[Dataset records]
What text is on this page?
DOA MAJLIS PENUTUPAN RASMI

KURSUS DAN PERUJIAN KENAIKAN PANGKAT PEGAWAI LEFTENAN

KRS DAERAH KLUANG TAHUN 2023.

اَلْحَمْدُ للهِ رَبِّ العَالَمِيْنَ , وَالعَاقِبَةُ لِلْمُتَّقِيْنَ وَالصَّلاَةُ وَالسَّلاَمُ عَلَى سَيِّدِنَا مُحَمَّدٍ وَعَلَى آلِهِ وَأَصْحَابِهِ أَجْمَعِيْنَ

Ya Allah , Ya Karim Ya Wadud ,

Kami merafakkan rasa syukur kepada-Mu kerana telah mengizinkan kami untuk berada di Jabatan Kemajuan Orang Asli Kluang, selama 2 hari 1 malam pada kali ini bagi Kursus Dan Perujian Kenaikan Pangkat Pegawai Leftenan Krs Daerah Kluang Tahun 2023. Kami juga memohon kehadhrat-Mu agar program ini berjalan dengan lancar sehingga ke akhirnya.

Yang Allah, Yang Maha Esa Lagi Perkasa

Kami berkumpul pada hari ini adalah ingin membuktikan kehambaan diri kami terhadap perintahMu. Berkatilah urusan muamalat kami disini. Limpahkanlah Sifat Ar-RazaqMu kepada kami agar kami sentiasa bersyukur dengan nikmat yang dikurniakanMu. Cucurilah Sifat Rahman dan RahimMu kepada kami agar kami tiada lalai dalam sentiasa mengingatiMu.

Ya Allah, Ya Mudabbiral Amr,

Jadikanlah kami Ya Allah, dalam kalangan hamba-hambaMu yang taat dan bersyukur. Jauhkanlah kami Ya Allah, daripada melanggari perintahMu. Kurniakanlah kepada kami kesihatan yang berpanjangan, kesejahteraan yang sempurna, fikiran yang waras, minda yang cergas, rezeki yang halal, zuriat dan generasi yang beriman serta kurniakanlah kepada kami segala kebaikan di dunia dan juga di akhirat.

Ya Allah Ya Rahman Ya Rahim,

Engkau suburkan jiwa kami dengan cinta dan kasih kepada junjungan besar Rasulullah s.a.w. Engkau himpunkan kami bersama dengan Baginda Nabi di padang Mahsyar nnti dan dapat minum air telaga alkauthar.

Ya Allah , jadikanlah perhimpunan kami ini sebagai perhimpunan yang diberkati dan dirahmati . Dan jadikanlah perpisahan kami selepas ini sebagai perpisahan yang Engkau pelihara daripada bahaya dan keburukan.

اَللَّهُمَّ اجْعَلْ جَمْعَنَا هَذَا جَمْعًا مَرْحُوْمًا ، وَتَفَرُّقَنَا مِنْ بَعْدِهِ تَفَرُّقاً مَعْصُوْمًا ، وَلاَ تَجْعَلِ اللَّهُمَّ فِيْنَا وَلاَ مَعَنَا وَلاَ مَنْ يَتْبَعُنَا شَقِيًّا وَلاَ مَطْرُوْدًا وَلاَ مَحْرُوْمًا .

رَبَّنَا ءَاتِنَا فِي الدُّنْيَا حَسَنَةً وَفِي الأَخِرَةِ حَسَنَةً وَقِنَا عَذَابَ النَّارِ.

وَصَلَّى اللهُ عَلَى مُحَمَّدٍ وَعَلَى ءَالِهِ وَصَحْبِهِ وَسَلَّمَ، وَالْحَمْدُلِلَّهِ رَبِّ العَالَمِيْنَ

● **Aim of the exercise**:
Write out the whole listing exactly.

● **Result**:
What text is on this page?
DOA MAJLIS PENUTUPAN RASMI

KURSUS DAN PERUJIAN KENAIKAN PANGKAT PEGAWAI LEFTENAN

KRS DAERAH KLUANG TAHUN 2023.

اَلْحَمْدُ للهِ رَبِّ العَالَمِيْنَ , وَالعَاقِبَةُ لِلْمُتَّقِيْنَ وَالصَّلاَةُ وَالسَّلاَمُ عَلَى سَيِّدِنَا مُحَمَّدٍ وَعَلَى آلِهِ وَأَصْحَابِهِ أَجْمَعِيْنَ

Ya Allah , Ya Karim Ya Wadud ,

Kami merafakkan rasa syukur kepada-Mu kerana telah mengizinkan kami untuk berada di Jabatan Kemajuan Orang Asli Kluang, selama 2 hari 1 malam pada kali ini bagi Kursus Dan Perujian Kenaikan Pangkat Pegawai Leftenan Krs Daerah Kluang Tahun 2023. Kami juga memohon kehadhrat-Mu agar program ini berjalan dengan lancar sehingga ke akhirnya.

Yang Allah, Yang Maha Esa Lagi Perkasa

Kami berkumpul pada hari ini adalah ingin membuktikan kehambaan diri kami terhadap perintahMu. Berkatilah urusan muamalat kami disini. Limpahkanlah Sifat Ar-RazaqMu kepada kami agar kami sentiasa bersyukur dengan nikmat yang dikurniakanMu. Cucurilah Sifat Rahman dan RahimMu kepada kami agar kami tiada lalai dalam sentiasa mengingatiMu.

Ya Allah, Ya Mudabbiral Amr,

Jadikanlah kami Ya Allah, dalam kalangan hamba-hambaMu yang taat dan bersyukur. Jauhkanlah kami Ya Allah, daripada melanggari perintahMu. Kurniakanlah kepada kami kesihatan yang berpanjangan, kesejahteraan yang sempurna, fikiran yang waras, minda yang cergas, rezeki yang halal, zuriat dan generasi yang beriman serta kurniakanlah kepada kami segala kebaikan di dunia dan juga di akhirat.

Ya Allah Ya Rahman Ya Rahim,

Engkau suburkan jiwa kami dengan cinta dan kasih kepada junjungan besar Rasulullah s.a.w. Engkau himpunkan kami bersama dengan Baginda Nabi di padang Mahsyar nnti dan dapat minum air telaga alkauthar.

Ya Allah , jadikanlah perhimpunan kami ini sebagai perhimpunan yang diberkati dan dirahmati . Dan jadikanlah perpisahan kami selepas ini sebagai perpisahan yang Engkau pelihara daripada bahaya dan keburukan.

اَللَّهُمَّ اجْعَلْ جَمْعَنَا هَذَا جَمْعًا مَرْحُوْمًا ، وَتَفَرُّقَنَا مِنْ بَعْدِهِ تَفَرُّقاً مَعْصُوْمًا ، وَلاَ تَجْعَلِ اللَّهُمَّ فِيْنَا وَلاَ مَعَنَا وَلاَ مَنْ يَتْبَعُنَا شَقِيًّا وَلاَ مَطْرُوْدًا وَلاَ مَحْرُوْمًا .

رَبَّنَا ءَاتِنَا فِي الدُّنْيَا حَسَنَةً وَفِي الأَخِرَةِ حَسَنَةً وَقِنَا عَذَابَ النَّارِ.

وَصَلَّى اللهُ عَلَى مُحَمَّدٍ وَعَلَى ءَالِهِ وَصَحْبِهِ وَسَلَّمَ، وَالْحَمْدُلِلَّهِ رَبِّ العَالَمِيْنَ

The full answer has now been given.